> [What to do]: Scan the listing that follows and report how many lines contain "Output". Write the number alone.
--- start Stored data ---
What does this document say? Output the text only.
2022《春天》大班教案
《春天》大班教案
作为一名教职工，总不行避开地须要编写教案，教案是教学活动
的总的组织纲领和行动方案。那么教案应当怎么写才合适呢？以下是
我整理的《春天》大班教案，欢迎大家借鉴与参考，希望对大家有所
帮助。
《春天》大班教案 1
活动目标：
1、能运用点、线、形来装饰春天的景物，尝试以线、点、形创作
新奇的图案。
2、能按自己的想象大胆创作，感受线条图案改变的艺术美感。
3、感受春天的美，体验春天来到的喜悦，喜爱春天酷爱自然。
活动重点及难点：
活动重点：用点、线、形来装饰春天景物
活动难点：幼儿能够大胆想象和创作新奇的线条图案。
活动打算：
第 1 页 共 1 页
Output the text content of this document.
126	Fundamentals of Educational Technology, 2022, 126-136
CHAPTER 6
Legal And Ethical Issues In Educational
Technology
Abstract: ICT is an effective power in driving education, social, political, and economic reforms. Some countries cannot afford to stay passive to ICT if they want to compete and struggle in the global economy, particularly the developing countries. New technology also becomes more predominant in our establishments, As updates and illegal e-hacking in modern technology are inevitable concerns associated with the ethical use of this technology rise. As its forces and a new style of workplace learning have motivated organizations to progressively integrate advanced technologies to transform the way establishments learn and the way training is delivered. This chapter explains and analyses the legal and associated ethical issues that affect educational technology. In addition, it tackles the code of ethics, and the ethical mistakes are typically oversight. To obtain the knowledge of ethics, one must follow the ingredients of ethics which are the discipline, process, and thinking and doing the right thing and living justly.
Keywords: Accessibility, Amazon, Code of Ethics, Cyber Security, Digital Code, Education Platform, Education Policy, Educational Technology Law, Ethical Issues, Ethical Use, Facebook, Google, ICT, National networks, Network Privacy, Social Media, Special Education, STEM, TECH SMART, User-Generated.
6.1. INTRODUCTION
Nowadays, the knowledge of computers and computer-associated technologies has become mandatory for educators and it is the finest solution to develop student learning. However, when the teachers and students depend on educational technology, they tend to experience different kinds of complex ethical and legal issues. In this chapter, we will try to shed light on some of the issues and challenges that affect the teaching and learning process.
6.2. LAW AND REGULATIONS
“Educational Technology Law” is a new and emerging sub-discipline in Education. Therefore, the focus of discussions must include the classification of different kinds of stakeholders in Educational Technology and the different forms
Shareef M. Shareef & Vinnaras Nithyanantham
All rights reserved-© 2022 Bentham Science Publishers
--- end Stored data ---
> [Reply]: 2